■ Task statement: Extract, verbatim, all lines starting at the one containing "Output a JSON" and ending with the final line of the listing, and no others.

■ Items from a figure collection:

[BEGIN]

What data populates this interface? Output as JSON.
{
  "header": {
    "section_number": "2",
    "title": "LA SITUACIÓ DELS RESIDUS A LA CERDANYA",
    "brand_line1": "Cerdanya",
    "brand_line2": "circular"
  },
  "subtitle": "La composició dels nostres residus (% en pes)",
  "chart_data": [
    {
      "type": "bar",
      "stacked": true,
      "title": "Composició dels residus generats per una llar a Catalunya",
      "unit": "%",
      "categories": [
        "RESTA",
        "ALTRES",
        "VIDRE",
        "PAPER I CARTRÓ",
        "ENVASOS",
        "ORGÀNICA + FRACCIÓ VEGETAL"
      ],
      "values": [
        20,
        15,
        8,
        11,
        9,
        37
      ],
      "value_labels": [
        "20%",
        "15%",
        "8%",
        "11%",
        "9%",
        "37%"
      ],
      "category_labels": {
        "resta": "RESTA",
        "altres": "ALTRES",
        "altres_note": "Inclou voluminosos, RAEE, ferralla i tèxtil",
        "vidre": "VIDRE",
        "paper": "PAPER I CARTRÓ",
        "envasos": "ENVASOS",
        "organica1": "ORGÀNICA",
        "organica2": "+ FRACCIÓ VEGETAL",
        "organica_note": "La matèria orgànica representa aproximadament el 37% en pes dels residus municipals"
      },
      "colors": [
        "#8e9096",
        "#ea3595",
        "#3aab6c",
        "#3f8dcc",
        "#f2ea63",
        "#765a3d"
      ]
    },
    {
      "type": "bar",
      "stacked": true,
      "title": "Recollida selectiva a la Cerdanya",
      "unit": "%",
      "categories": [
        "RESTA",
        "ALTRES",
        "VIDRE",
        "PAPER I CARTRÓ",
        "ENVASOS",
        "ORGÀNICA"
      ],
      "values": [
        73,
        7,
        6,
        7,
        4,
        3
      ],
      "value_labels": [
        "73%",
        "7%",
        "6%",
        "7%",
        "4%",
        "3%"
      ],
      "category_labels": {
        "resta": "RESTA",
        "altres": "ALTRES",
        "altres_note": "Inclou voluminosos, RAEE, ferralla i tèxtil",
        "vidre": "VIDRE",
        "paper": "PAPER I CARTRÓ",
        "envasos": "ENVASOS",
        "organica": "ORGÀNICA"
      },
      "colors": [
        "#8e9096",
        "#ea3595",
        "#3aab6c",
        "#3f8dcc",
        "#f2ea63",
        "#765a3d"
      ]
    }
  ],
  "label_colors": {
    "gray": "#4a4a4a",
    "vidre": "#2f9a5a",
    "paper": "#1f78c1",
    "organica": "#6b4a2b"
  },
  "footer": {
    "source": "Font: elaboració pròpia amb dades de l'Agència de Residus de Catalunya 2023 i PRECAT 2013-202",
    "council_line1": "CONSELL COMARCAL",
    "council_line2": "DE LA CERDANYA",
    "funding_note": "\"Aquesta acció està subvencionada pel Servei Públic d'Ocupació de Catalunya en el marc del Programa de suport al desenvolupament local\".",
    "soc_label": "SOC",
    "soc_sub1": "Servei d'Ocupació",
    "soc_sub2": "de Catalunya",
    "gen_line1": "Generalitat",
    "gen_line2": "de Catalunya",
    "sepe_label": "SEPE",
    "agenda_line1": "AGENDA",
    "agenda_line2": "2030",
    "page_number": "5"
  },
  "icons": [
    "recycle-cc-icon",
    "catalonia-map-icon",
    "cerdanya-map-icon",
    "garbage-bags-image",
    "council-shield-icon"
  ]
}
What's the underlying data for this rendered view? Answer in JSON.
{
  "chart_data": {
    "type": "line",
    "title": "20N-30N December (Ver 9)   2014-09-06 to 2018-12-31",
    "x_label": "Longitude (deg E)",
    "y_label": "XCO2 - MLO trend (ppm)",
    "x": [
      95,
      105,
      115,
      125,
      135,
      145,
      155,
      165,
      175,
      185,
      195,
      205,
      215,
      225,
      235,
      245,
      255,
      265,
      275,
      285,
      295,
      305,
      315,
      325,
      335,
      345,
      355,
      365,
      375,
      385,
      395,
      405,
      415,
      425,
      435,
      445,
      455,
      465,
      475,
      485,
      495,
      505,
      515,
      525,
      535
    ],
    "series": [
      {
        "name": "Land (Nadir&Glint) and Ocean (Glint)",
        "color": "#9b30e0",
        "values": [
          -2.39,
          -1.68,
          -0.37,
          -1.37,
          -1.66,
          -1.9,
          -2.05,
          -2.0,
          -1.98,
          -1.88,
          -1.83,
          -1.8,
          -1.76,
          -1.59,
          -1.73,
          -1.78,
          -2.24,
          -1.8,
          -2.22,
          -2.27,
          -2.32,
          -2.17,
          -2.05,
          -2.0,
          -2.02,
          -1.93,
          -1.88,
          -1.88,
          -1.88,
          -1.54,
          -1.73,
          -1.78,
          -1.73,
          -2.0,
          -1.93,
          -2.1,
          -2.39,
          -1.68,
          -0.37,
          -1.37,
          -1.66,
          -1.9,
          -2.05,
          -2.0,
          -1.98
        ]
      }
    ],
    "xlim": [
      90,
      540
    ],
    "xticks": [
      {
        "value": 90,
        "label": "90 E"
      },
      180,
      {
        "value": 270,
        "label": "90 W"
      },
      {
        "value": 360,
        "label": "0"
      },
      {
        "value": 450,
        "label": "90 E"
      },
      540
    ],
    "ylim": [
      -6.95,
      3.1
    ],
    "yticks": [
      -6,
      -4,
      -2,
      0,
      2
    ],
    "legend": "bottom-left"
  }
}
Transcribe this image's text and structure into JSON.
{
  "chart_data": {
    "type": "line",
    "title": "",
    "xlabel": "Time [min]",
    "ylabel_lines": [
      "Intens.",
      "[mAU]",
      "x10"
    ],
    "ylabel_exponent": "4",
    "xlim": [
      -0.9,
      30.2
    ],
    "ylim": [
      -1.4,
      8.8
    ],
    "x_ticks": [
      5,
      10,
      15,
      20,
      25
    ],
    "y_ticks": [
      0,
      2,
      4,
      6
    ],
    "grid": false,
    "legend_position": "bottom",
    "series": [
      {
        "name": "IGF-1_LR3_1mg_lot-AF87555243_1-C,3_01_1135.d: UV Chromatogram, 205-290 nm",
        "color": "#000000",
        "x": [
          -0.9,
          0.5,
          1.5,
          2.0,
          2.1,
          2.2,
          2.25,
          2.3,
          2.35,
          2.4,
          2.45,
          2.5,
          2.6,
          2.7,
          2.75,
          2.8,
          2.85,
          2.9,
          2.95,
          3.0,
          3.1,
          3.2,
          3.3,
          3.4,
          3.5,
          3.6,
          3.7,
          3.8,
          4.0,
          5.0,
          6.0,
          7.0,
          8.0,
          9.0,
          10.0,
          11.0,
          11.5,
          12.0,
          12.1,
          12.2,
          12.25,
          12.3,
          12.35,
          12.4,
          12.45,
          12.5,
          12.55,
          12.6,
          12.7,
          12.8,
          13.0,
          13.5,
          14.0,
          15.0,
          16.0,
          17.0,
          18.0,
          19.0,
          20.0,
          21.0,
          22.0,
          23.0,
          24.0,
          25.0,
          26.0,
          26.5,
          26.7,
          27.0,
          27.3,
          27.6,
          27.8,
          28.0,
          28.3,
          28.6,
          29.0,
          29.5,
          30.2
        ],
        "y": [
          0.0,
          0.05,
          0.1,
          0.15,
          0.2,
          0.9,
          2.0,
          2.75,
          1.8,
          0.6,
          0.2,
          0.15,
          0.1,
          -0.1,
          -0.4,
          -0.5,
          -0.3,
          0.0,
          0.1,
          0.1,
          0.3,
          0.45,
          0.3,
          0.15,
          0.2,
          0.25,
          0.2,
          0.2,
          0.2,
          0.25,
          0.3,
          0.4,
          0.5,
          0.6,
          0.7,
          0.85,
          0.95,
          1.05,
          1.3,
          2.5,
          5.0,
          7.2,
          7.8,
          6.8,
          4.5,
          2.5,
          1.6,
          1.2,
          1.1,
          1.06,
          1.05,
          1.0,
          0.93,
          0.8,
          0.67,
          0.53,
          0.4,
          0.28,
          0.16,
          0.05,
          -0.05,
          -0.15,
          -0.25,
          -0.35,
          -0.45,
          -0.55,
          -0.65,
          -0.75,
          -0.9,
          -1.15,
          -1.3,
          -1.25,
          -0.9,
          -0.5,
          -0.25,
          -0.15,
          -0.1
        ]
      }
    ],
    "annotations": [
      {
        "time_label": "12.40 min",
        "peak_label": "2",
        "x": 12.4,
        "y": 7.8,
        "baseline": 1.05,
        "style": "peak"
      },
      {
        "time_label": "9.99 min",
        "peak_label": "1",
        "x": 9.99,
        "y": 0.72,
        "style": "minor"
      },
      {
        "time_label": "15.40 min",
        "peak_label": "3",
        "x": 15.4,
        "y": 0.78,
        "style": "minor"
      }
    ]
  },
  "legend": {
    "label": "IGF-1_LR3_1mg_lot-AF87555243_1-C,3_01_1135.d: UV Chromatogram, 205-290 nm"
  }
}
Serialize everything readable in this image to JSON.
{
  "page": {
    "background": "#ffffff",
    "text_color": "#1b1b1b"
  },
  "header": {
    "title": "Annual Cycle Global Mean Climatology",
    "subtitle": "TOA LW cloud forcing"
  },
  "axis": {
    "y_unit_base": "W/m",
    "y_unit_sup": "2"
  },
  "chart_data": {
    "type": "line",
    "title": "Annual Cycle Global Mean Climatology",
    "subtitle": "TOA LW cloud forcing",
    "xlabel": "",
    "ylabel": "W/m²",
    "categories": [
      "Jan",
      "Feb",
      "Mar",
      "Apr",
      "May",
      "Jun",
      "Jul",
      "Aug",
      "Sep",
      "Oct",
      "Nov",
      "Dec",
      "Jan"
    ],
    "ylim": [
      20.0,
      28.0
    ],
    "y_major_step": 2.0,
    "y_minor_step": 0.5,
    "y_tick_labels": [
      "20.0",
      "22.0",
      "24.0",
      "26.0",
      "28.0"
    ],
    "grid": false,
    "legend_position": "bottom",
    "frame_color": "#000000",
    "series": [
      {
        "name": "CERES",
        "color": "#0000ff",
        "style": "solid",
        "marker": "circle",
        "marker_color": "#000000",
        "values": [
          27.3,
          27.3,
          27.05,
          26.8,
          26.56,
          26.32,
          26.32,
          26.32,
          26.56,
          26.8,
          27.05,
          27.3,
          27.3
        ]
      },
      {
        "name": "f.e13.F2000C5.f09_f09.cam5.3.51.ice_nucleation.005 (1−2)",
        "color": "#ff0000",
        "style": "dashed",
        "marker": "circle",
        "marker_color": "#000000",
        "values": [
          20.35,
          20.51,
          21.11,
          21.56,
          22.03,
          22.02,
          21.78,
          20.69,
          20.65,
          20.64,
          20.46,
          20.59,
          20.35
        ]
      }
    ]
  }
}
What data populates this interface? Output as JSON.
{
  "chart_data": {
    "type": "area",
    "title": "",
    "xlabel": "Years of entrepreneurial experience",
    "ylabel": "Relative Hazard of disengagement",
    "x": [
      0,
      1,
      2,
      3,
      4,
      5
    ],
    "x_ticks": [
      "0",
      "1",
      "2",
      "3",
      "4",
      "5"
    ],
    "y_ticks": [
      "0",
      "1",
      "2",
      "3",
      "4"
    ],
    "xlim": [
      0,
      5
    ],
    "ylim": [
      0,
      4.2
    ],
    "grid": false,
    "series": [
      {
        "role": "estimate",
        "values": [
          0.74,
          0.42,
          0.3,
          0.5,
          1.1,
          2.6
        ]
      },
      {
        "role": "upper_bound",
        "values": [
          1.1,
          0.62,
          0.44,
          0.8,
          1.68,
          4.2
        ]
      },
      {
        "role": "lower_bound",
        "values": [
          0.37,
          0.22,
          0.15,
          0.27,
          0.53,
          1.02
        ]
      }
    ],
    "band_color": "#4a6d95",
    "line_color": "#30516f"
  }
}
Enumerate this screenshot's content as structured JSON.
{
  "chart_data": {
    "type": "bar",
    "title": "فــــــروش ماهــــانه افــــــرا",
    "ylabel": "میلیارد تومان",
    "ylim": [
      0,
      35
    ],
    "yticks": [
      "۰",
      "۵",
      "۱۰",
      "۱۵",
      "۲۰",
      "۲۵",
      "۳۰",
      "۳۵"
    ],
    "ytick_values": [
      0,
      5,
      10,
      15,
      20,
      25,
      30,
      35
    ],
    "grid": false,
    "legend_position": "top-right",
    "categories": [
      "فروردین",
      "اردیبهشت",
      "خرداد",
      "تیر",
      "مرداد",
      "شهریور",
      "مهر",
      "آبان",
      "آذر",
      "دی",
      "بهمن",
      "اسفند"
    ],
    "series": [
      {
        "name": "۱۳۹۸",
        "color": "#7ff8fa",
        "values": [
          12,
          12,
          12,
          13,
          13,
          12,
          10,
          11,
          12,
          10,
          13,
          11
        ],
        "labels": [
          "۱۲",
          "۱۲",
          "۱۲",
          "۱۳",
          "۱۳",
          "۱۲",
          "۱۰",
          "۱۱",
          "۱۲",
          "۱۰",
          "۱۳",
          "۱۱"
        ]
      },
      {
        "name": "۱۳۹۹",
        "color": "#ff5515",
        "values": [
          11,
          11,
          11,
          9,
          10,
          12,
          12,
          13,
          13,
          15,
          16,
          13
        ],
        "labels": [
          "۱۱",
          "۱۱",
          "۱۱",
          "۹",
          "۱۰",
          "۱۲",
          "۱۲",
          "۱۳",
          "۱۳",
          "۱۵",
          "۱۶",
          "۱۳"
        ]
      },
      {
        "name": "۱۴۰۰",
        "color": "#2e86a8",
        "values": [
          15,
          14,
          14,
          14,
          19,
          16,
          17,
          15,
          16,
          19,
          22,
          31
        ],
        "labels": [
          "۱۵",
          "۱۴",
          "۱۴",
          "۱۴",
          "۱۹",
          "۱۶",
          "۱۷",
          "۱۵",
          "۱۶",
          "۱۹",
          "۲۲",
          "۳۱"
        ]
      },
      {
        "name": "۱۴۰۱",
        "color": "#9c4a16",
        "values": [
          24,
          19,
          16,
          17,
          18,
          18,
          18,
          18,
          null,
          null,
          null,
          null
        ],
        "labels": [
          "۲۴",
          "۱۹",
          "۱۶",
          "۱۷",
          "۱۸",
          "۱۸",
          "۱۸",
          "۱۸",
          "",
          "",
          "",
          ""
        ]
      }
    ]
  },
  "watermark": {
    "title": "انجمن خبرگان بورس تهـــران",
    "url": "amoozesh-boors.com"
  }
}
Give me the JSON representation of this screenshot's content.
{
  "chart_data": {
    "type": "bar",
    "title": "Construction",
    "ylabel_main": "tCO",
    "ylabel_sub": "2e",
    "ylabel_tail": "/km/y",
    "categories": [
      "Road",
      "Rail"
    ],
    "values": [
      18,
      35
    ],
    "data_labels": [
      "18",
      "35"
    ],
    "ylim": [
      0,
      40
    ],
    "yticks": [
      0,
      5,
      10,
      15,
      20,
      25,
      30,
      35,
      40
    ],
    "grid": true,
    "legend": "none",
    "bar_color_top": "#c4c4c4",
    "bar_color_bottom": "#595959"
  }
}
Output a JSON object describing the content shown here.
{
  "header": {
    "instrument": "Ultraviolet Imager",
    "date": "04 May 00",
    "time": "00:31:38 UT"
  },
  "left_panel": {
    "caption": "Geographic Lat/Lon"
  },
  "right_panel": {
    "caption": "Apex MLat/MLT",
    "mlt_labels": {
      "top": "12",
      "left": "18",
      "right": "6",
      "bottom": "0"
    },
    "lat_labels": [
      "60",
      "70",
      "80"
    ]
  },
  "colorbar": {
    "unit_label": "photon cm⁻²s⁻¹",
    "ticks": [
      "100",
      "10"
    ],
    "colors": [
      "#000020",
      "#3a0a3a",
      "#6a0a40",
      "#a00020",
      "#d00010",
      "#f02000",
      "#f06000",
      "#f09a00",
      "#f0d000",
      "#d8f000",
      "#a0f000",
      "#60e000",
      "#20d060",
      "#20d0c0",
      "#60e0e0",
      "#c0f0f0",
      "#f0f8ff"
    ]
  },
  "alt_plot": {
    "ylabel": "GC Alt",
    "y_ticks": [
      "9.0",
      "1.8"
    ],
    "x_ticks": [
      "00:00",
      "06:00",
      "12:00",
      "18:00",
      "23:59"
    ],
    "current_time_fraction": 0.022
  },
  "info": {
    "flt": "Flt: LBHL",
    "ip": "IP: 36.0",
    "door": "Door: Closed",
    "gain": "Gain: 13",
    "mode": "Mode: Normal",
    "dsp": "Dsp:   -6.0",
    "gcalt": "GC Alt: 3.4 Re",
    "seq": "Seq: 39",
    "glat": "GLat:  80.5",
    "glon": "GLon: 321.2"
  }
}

[END]

■ Exercise answer:
Output a JSON object describing the content shown here.
{
  "header": {
    "instrument": "Ultraviolet Imager",
    "date": "04 May 00",
    "time": "00:31:38 UT"
  },
  "left_panel": {
    "caption": "Geographic Lat/Lon"
  },
  "right_panel": {
    "caption": "Apex MLat/MLT",
    "mlt_labels": {
      "top": "12",
      "left": "18",
      "right": "6",
      "bottom": "0"
    },
    "lat_labels": [
      "60",
      "70",
      "80"
    ]
  },
  "colorbar": {
    "unit_label": "photon cm⁻²s⁻¹",
    "ticks": [
      "100",
      "10"
    ],
    "colors": [
      "#000020",
      "#3a0a3a",
      "#6a0a40",
      "#a00020",
      "#d00010",
      "#f02000",
      "#f06000",
      "#f09a00",
      "#f0d000",
      "#d8f000",
      "#a0f000",
      "#60e000",
      "#20d060",
      "#20d0c0",
      "#60e0e0",
      "#c0f0f0",
      "#f0f8ff"
    ]
  },
  "alt_plot": {
    "ylabel": "GC Alt",
    "y_ticks": [
      "9.0",
      "1.8"
    ],
    "x_ticks": [
      "00:00",
      "06:00",
      "12:00",
      "18:00",
      "23:59"
    ],
    "current_time_fraction": 0.022
  },
  "info": {
    "flt": "Flt: LBHL",
    "ip": "IP: 36.0",
    "door": "Door: Closed",
    "gain": "Gain: 13",
    "mode": "Mode: Normal",
    "dsp": "Dsp:   -6.0",
    "gcalt": "GC Alt: 3.4 Re",
    "seq": "Seq: 39",
    "glat": "GLat:  80.5",
    "glon": "GLon: 321.2"
  }
}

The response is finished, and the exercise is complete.